Copy out lines with the word "xlabel" from the material that follows.

Excerpt from a dataset
☆ ☆ ☆ ☆ ☆
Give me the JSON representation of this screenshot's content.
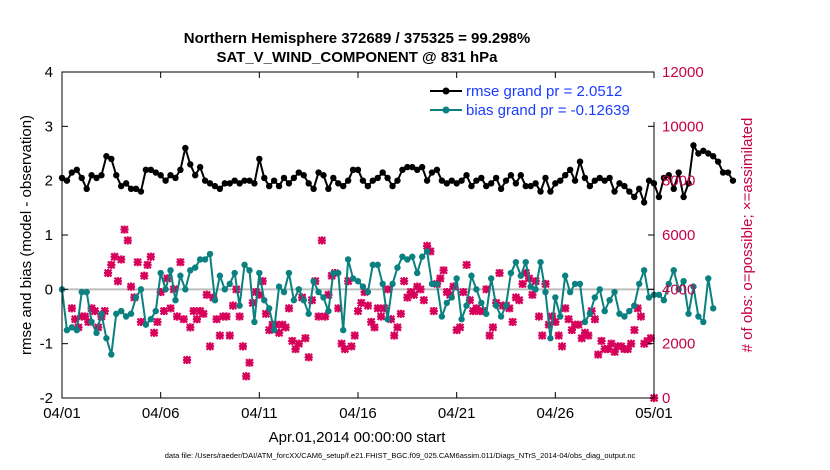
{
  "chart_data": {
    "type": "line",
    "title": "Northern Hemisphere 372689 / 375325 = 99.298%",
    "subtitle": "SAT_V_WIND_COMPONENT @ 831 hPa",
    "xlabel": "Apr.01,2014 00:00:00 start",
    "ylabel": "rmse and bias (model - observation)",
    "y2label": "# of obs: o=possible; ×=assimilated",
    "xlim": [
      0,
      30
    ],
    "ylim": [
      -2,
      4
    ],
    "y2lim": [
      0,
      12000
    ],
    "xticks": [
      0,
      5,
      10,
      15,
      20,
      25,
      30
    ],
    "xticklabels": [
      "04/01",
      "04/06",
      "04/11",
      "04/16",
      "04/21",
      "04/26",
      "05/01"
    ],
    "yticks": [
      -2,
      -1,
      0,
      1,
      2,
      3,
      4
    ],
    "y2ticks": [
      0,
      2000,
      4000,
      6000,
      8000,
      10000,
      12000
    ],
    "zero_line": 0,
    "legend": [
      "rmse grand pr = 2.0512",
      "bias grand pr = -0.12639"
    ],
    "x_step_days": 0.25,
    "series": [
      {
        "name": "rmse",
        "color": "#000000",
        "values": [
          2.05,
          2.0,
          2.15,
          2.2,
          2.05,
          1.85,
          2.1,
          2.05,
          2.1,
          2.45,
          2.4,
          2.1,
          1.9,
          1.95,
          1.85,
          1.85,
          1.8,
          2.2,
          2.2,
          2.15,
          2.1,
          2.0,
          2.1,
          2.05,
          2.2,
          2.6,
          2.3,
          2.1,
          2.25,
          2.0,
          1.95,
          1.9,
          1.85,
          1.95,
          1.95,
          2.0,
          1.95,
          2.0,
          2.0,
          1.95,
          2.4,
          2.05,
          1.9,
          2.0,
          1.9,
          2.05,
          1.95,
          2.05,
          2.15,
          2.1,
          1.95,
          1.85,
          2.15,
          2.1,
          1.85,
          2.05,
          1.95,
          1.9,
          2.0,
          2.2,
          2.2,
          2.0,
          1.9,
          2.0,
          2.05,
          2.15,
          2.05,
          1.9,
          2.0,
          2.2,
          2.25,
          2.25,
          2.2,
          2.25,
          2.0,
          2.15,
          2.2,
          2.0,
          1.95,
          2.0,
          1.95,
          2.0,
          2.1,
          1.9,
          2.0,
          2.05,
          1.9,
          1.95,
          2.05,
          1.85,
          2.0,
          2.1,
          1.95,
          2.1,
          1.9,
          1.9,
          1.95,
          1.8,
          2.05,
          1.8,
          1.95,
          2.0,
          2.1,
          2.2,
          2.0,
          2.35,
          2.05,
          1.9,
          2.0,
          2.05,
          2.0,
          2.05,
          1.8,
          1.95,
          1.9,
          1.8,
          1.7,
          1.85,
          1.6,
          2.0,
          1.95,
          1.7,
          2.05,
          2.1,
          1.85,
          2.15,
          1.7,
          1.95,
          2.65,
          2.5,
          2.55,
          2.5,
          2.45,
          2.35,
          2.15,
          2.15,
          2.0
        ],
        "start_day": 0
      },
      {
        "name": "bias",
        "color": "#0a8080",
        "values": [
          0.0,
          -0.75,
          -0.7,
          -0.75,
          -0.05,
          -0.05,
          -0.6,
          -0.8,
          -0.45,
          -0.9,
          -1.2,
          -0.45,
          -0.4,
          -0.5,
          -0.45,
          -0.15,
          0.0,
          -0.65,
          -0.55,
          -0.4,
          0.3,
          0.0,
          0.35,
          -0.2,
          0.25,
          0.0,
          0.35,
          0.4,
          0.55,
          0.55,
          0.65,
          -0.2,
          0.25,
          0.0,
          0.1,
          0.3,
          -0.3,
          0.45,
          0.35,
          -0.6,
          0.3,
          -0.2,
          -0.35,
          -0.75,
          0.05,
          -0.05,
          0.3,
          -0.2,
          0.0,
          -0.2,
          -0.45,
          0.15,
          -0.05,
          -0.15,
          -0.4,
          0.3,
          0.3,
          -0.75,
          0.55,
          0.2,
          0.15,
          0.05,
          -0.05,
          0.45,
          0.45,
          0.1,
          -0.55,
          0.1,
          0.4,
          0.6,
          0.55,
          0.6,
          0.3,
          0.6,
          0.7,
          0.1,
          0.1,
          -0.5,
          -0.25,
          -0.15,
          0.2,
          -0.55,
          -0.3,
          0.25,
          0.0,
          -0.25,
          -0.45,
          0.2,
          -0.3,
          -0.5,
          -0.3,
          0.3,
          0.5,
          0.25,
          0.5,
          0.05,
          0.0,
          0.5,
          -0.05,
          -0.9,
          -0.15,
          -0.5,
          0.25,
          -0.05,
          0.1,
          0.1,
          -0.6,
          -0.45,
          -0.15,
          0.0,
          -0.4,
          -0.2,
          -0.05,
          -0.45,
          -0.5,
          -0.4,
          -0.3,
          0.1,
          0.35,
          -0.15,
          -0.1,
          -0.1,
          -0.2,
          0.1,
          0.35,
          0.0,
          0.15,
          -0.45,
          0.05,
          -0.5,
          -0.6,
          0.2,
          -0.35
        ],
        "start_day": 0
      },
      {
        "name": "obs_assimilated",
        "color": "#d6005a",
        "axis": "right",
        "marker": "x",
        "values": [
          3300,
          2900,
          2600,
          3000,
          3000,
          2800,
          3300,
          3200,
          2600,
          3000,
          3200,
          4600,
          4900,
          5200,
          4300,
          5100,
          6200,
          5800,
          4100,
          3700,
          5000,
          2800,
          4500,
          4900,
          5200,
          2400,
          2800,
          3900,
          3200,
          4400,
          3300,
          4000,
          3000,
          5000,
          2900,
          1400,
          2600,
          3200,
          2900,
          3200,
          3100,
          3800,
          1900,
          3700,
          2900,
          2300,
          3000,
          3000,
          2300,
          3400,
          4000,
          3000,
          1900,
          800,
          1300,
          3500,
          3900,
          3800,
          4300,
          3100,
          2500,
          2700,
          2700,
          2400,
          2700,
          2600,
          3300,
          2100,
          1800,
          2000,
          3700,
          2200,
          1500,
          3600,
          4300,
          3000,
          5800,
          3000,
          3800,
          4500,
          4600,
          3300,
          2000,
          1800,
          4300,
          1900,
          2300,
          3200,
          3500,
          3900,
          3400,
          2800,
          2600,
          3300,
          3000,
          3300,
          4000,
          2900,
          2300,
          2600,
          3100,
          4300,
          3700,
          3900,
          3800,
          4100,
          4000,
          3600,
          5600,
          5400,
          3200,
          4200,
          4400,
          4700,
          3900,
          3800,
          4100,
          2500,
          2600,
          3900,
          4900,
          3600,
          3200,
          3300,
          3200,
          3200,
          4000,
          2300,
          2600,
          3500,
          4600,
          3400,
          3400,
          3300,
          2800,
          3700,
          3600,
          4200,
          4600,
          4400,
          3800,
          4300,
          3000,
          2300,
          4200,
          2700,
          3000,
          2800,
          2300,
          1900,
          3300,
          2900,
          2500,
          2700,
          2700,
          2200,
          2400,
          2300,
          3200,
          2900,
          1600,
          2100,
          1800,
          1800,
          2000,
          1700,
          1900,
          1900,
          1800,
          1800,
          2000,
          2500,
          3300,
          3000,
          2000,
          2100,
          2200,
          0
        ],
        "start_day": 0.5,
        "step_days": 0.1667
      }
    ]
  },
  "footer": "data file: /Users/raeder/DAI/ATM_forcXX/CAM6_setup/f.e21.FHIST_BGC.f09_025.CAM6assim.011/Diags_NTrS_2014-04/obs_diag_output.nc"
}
☆ ☆ ☆ ☆ ☆
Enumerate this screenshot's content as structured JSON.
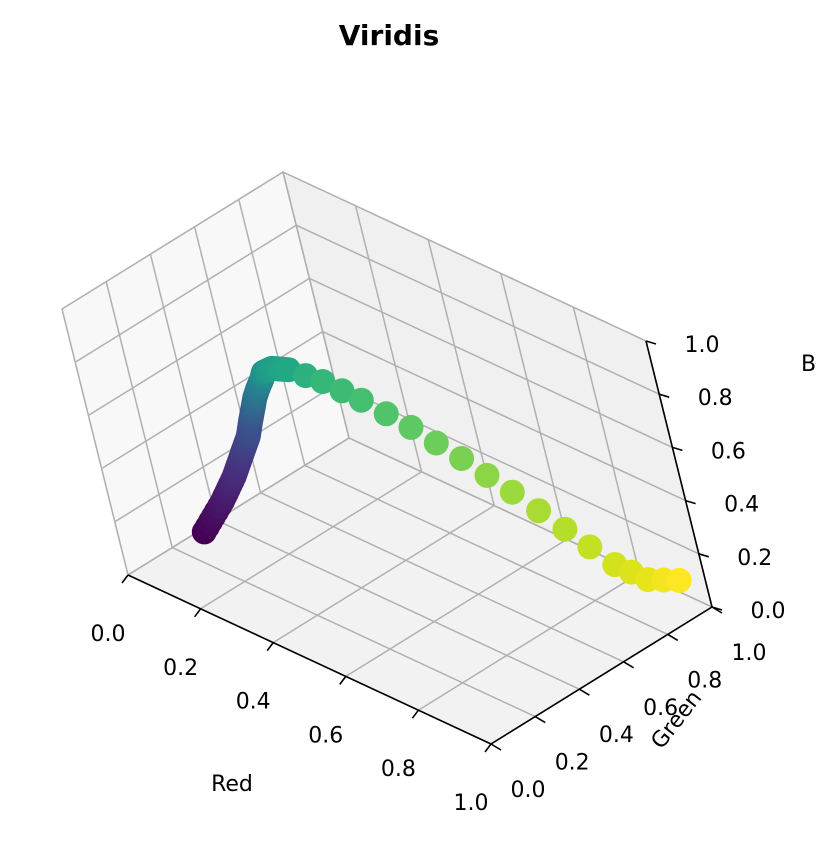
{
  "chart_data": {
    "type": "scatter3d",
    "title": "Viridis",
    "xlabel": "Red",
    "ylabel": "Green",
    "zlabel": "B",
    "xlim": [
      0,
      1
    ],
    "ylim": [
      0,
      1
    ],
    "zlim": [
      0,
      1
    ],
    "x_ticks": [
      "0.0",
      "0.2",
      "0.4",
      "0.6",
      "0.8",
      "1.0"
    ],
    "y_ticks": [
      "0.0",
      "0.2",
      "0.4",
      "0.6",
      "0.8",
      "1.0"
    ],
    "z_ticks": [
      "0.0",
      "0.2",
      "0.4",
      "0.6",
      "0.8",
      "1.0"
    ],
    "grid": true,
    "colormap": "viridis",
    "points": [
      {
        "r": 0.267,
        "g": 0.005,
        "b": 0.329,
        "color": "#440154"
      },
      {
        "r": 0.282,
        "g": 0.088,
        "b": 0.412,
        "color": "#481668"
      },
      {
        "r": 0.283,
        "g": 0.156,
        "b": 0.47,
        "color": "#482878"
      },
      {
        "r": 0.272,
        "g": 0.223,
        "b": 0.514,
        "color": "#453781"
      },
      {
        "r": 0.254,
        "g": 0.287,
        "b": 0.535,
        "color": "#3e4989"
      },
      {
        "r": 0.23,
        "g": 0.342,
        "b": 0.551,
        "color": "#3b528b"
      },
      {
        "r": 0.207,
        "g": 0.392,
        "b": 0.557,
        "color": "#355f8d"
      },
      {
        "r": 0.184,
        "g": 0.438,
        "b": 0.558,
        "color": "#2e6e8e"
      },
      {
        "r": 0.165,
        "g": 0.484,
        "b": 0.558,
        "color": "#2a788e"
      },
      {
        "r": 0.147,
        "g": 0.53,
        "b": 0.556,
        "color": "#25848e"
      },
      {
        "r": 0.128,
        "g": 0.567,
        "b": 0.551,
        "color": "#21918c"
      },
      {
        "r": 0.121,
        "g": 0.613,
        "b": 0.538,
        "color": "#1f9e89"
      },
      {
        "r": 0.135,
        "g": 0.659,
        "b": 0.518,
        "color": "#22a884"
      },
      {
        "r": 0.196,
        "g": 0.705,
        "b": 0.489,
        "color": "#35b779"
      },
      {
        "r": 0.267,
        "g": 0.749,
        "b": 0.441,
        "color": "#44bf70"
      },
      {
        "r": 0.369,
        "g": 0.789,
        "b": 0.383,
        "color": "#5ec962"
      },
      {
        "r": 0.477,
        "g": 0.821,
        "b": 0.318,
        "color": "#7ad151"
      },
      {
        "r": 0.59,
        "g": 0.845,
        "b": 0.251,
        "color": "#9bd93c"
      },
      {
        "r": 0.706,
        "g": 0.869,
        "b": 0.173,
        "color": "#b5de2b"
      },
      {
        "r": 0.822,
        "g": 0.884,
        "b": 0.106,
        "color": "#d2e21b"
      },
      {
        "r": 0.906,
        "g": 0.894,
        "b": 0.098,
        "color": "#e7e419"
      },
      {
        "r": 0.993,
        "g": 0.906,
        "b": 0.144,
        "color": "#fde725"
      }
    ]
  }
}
☆ ☆ ☆ ☆ ☆
### Answer to this problem
    "xlabel": "Apr.01,2014 00:00:00 start",
    "xlabel": "Red",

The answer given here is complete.